### Goal
Search the records for "ตรสาธารณส". Copy every line where it appears.
:: Supplied data
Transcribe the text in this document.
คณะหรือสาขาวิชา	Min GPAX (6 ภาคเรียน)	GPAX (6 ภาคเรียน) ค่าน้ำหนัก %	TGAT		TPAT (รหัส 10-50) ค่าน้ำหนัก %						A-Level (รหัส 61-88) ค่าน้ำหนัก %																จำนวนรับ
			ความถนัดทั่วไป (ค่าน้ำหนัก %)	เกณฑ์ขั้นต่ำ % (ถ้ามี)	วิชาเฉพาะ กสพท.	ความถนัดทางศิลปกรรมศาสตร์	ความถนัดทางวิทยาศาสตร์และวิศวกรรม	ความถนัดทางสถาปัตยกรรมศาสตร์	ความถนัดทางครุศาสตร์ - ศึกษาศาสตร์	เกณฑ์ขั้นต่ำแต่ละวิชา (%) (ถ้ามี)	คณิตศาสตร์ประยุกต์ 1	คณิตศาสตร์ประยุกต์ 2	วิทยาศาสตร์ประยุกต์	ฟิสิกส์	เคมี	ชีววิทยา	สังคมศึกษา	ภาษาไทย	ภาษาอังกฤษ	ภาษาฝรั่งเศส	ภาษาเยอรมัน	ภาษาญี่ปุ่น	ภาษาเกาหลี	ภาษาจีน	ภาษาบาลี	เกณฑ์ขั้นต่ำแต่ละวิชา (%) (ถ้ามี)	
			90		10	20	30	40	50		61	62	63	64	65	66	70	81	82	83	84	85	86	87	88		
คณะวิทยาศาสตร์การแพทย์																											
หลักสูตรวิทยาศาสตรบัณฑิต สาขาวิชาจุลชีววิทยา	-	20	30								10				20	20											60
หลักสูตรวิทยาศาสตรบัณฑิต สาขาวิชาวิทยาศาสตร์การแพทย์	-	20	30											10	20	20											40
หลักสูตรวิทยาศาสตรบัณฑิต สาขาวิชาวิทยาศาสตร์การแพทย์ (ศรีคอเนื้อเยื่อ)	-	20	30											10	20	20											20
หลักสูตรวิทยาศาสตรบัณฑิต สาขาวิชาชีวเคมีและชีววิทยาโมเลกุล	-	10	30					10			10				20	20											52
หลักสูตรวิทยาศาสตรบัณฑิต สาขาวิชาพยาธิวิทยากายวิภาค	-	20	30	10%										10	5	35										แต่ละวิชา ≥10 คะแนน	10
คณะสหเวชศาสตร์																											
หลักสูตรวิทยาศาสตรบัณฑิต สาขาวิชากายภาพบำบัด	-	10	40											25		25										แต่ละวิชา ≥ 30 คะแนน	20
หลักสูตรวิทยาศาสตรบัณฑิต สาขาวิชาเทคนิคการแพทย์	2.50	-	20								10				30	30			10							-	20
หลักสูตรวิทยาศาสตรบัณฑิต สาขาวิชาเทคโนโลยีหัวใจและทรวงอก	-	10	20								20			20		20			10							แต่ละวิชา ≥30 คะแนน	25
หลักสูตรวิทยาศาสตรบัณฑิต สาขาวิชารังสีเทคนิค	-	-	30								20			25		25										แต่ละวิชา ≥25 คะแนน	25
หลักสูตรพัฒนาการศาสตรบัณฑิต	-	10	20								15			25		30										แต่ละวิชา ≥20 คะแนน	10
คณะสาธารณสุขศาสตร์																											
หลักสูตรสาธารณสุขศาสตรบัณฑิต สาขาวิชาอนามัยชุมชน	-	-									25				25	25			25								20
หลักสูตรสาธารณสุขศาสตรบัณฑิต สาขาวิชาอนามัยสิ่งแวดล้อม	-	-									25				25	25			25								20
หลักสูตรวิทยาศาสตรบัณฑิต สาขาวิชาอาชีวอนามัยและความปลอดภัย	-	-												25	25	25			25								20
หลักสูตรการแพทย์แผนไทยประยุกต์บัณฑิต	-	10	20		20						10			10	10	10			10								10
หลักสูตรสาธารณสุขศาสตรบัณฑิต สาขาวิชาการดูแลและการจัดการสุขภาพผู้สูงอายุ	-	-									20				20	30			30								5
::::
### Exercise solution
หลักสูตรสาธารณสุขศาสตรบัณฑิต สาขาวิชาอนามัยชุมชน	-	-									25				25	25			25								20
หลักสูตรสาธารณสุขศาสตรบัณฑิต สาขาวิชาอนามัยสิ่งแวดล้อม	-	-									25				25	25			25								20
หลักสูตรสาธารณสุขศาสตรบัณฑิต สาขาวิชาการดูแลและการจัดการสุขภาพผู้สูงอายุ	-	-									20				20	30			30								5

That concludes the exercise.